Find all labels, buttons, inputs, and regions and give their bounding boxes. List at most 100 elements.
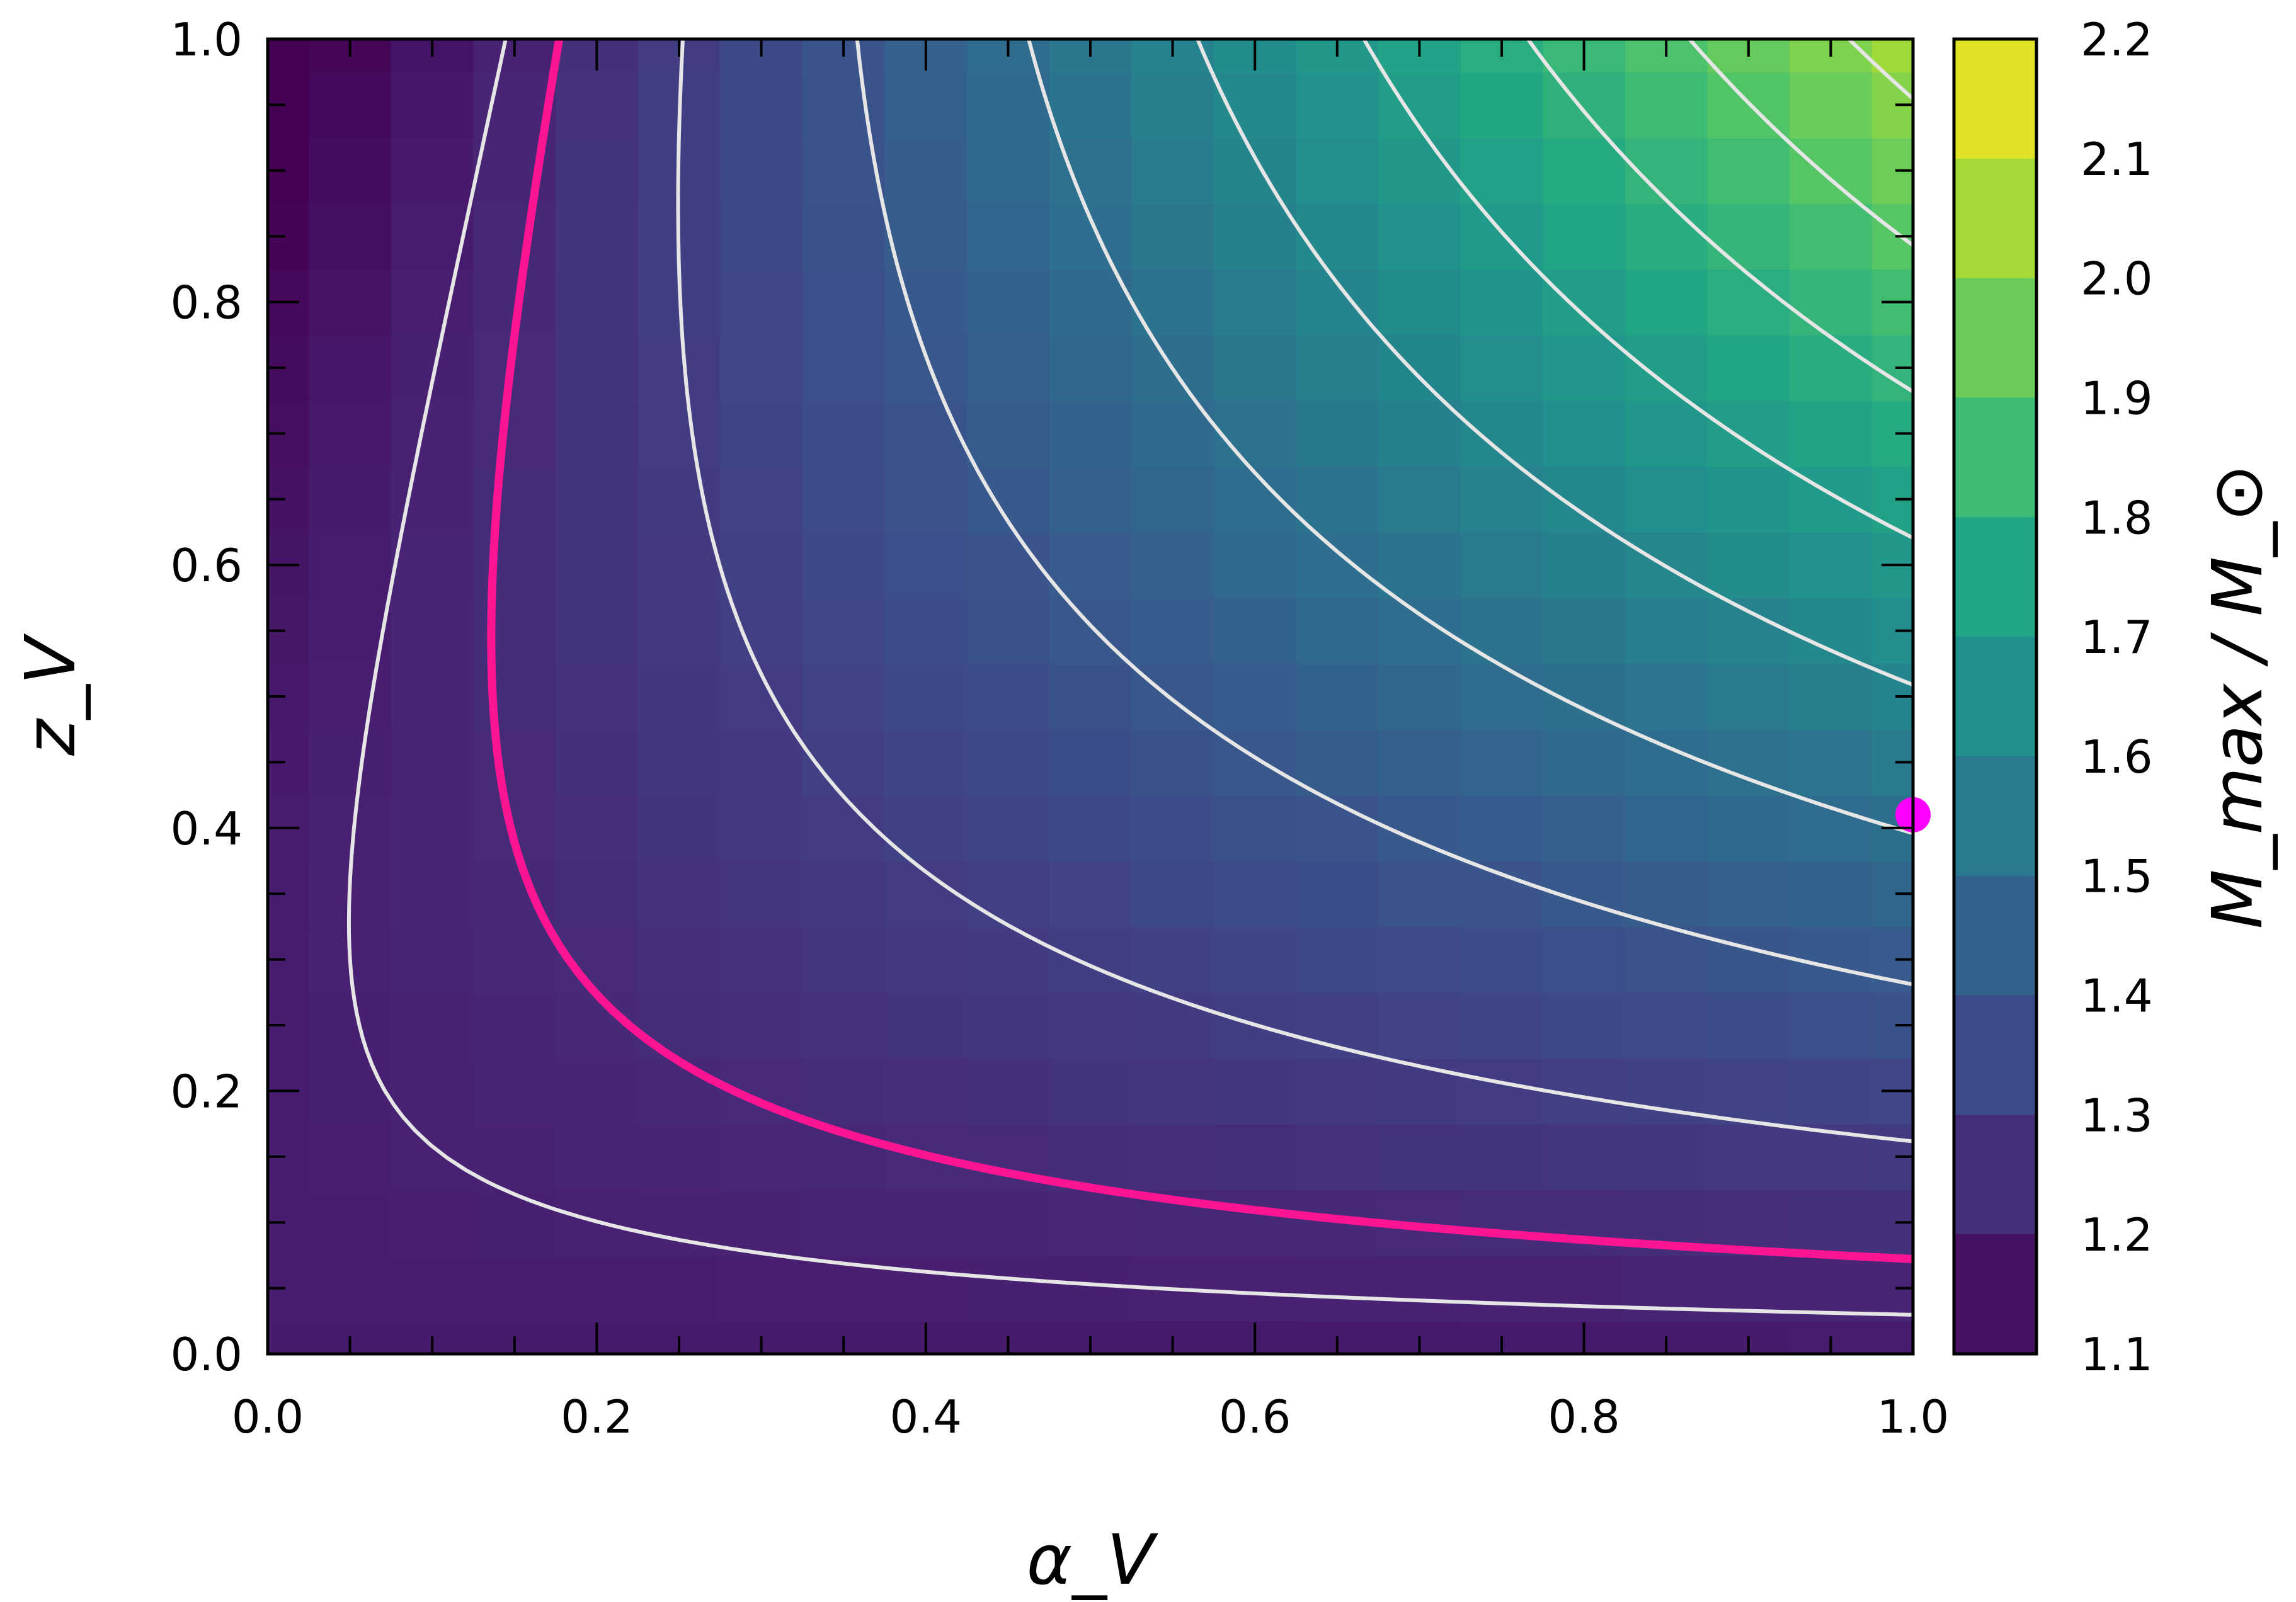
heatmap-cell: [1378, 532, 1461, 599]
heatmap-cell: [1213, 532, 1297, 599]
heatmap-cell: [1131, 795, 1214, 861]
y-tick-label: 0.6: [170, 539, 243, 592]
heatmap-cell: [1707, 663, 1791, 730]
heatmap-cell: [391, 861, 474, 928]
heatmap-cell: [1213, 203, 1297, 270]
heatmap-cell: [309, 401, 392, 467]
heatmap-cell: [268, 39, 310, 73]
heatmap-cell: [1378, 466, 1461, 533]
heatmap-cell: [1543, 598, 1626, 664]
heatmap-cell: [720, 137, 803, 204]
heatmap-cell: [967, 72, 1050, 139]
heatmap-cell: [802, 795, 886, 861]
heatmap-cell: [556, 401, 639, 467]
heatmap-cell: [802, 861, 886, 928]
heatmap-cell: [1707, 269, 1791, 336]
heatmap-cell: [1213, 1190, 1297, 1256]
contour-line: [1688, 39, 1913, 247]
axis-ticks: 0.0 0.2 0.4 0.6 0.8 1.0 0.0 0.2 0.4 0.6 0.8 1.0 1.1 1…: [170, 13, 2152, 1443]
heatmap-cell: [309, 466, 392, 533]
heatmap-cell: [637, 926, 721, 993]
heatmap-cell: [473, 532, 557, 599]
heatmap-cell: [1543, 269, 1626, 336]
heatmap-cell: [1049, 72, 1133, 139]
heatmap-cell: [884, 663, 968, 730]
heatmap-cell: [884, 598, 968, 664]
heatmap-cell: [473, 1058, 557, 1125]
colorbar-tick-label: 1.5: [2081, 850, 2153, 903]
heatmap-cell: [309, 269, 392, 336]
heatmap-cell: [1707, 992, 1791, 1059]
heatmap-cell: [1625, 334, 1708, 402]
heatmap-cell: [1543, 1123, 1626, 1190]
contour-line: [1526, 39, 1913, 394]
heatmap-cell: [309, 203, 392, 270]
heatmap-cell: [1790, 663, 1873, 730]
heatmap-cell: [1049, 203, 1133, 270]
heatmap-cell: [556, 861, 639, 928]
y-tick-label: 0.2: [170, 1065, 243, 1118]
heatmap-cell: [1378, 729, 1461, 796]
heatmap-cell: [1378, 401, 1461, 467]
heatmap-cell: [1296, 137, 1379, 204]
colorbar-segment: [1954, 397, 2036, 518]
heatmap-cell: [473, 203, 557, 270]
heatmap-cell: [391, 532, 474, 599]
colorbar-tick-label: 2.1: [2081, 133, 2153, 186]
heatmap-cell: [473, 598, 557, 664]
heatmap-cell: [720, 1255, 803, 1322]
heatmap-cell: [556, 598, 639, 664]
colorbar-segment: [1954, 1115, 2036, 1236]
heatmap-cell: [1625, 729, 1708, 796]
heatmap-cell: [1543, 1255, 1626, 1322]
heatmap-cell: [720, 401, 803, 467]
heatmap-cell: [637, 861, 721, 928]
heatmap-cell: [1790, 269, 1873, 336]
heatmap-cell: [1460, 203, 1544, 270]
heatmap-cell: [1625, 861, 1708, 928]
heatmap-cell: [1296, 1058, 1379, 1125]
heatmap-cell: [1213, 334, 1297, 402]
heatmap-cell: [473, 466, 557, 533]
heatmap-cell: [391, 401, 474, 467]
heatmap-cell: [1296, 861, 1379, 928]
heatmap-cell: [1707, 926, 1791, 993]
heatmap-cell: [1131, 861, 1214, 928]
heatmap-cell: [884, 1255, 968, 1322]
heatmap-cell: [1378, 137, 1461, 204]
heatmap-cell: [1707, 1058, 1791, 1125]
heatmap-cell: [1296, 401, 1379, 467]
heatmap-cell: [1790, 861, 1873, 928]
heatmap-cell: [1378, 663, 1461, 730]
heatmap-cell: [967, 532, 1050, 599]
heatmap-cell: [1049, 795, 1133, 861]
heatmap-cell: [884, 401, 968, 467]
heatmap-cell: [967, 663, 1050, 730]
colorbar-tick-label: 1.3: [2081, 1089, 2153, 1142]
heatmap-cell: [637, 334, 721, 402]
heatmap-cell: [1543, 137, 1626, 204]
colorbar-segment: [1954, 1234, 2036, 1355]
heatmap-cell: [309, 1255, 392, 1322]
heatmap-cell: [1378, 861, 1461, 928]
heatmap-cell: [1131, 203, 1214, 270]
heatmap-cell: [1460, 532, 1544, 599]
heatmap-cell: [391, 795, 474, 861]
heatmap-cell: [1460, 861, 1544, 928]
heatmap-cell: [967, 598, 1050, 664]
heatmap-cell: [884, 334, 968, 402]
heatmap-cell: [1790, 72, 1873, 139]
heatmap-cell: [556, 1123, 639, 1190]
heatmap-cell: [473, 1123, 557, 1190]
heatmap-cell: [309, 1058, 392, 1125]
contour-line: [346, 39, 1913, 1317]
colorbar-segment: [1954, 875, 2036, 996]
heatmap-cell: [1213, 137, 1297, 204]
x-tick-label: 1.0: [1877, 1390, 1950, 1443]
highlight-contour-line: [487, 39, 1913, 1263]
colorbar-segment: [1954, 278, 2036, 399]
heatmap-cell: [1460, 992, 1544, 1059]
heatmap-cell: [1460, 729, 1544, 796]
colorbar-tick-label: 1.9: [2081, 372, 2153, 424]
heatmap-cell: [1625, 1123, 1708, 1190]
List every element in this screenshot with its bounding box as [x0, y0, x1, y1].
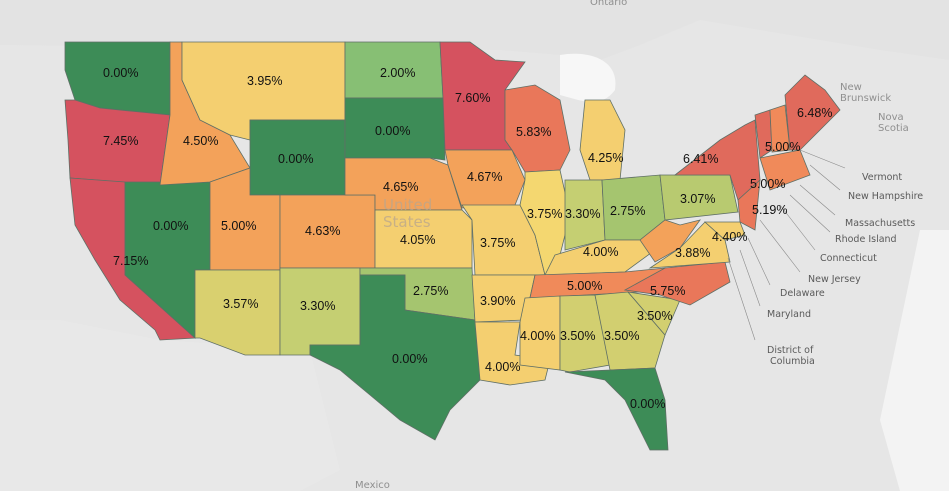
--------------------
Reproduce the rows above verbatim, starting with the line that contains "heatmap-cell: [1378, 532, 1461, 599]" and ending with the line that contains "heatmap-cell: [309, 466, 392, 533]", both lines included.

heatmap-cell: [1378, 532, 1461, 599]
heatmap-cell: [1213, 532, 1297, 599]
heatmap-cell: [1131, 795, 1214, 861]
y-tick-label: 0.6: [170, 539, 243, 592]
heatmap-cell: [1707, 663, 1791, 730]
heatmap-cell: [391, 861, 474, 928]
heatmap-cell: [1213, 203, 1297, 270]
heatmap-cell: [309, 401, 392, 467]
heatmap-cell: [268, 39, 310, 73]
heatmap-cell: [1378, 466, 1461, 533]
heatmap-cell: [1543, 598, 1626, 664]
heatmap-cell: [720, 137, 803, 204]
heatmap-cell: [967, 72, 1050, 139]
heatmap-cell: [802, 795, 886, 861]
heatmap-cell: [556, 401, 639, 467]
heatmap-cell: [802, 861, 886, 928]
heatmap-cell: [1707, 269, 1791, 336]
heatmap-cell: [1213, 1190, 1297, 1256]
contour-line: [1688, 39, 1913, 247]
axis-ticks: 0.0 0.2 0.4 0.6 0.8 1.0 0.0 0.2 0.4 0.6 0.8 1.0 1.1 1…: [170, 13, 2152, 1443]
heatmap-cell: [309, 466, 392, 533]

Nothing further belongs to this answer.